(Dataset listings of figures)
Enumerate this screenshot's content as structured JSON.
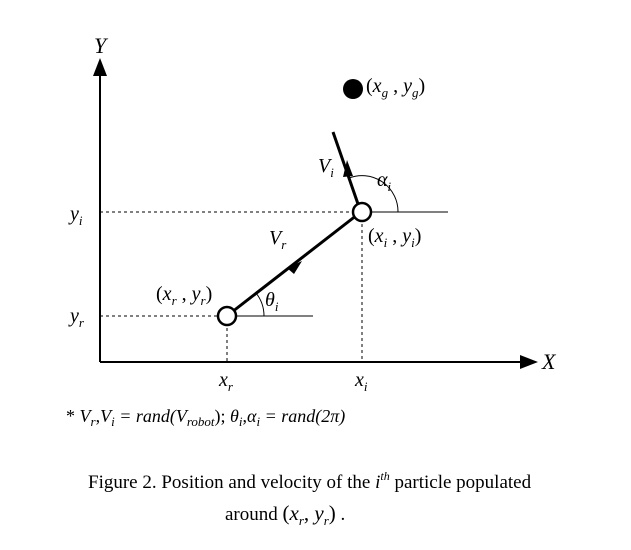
{
  "diagram": {
    "axis_labels": {
      "x": "X",
      "y": "Y"
    },
    "goal": {
      "label_x": "x",
      "label_sub_x": "g",
      "label_y": "y",
      "label_sub_y": "g"
    },
    "robot": {
      "label_x": "x",
      "label_sub_x": "r",
      "label_y": "y",
      "label_sub_y": "r"
    },
    "particle": {
      "label_x": "x",
      "label_sub_x": "i",
      "label_y": "y",
      "label_sub_y": "i"
    },
    "ticks": {
      "x_r": {
        "main": "x",
        "sub": "r"
      },
      "x_i": {
        "main": "x",
        "sub": "i"
      },
      "y_i": {
        "main": "y",
        "sub": "i"
      },
      "y_r": {
        "main": "y",
        "sub": "r"
      }
    },
    "vectors": {
      "V_r": {
        "main": "V",
        "sub": "r"
      },
      "V_i": {
        "main": "V",
        "sub": "i"
      }
    },
    "angles": {
      "theta_i": {
        "main": "θ",
        "sub": "i"
      },
      "alpha_i": {
        "main": "α",
        "sub": "i"
      }
    },
    "note": {
      "star": "*",
      "v1": "V",
      "v1_sub": "r",
      "sep1": ",",
      "v2": "V",
      "v2_sub": "i",
      "eq1": " = rand(V",
      "eq1_sub": "robot",
      "eq1_end": ");",
      "t1": "θ",
      "t1_sub": "i",
      "sep2": ",",
      "t2": "α",
      "t2_sub": "i",
      "eq2": " = rand(2π)"
    }
  },
  "caption": {
    "line1_prefix": "Figure 2.    Position and velocity of the ",
    "line1_i": "i",
    "line1_th": "th",
    "line1_suffix": " particle populated",
    "line2_prefix": "around ",
    "line2_paren_open": "(",
    "line2_x": "x",
    "line2_x_sub": "r",
    "line2_comma": ", ",
    "line2_y": "y",
    "line2_y_sub": "r",
    "line2_paren_close": ")",
    "line2_period": " ."
  }
}
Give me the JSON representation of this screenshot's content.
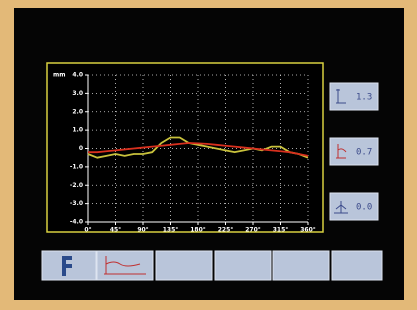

Problem to work on: From the data, pick out every line that includes "content".

Answer:
Enumerate this screenshot's content as structured JSON.
Give me the JSON representation of this screenshot's content.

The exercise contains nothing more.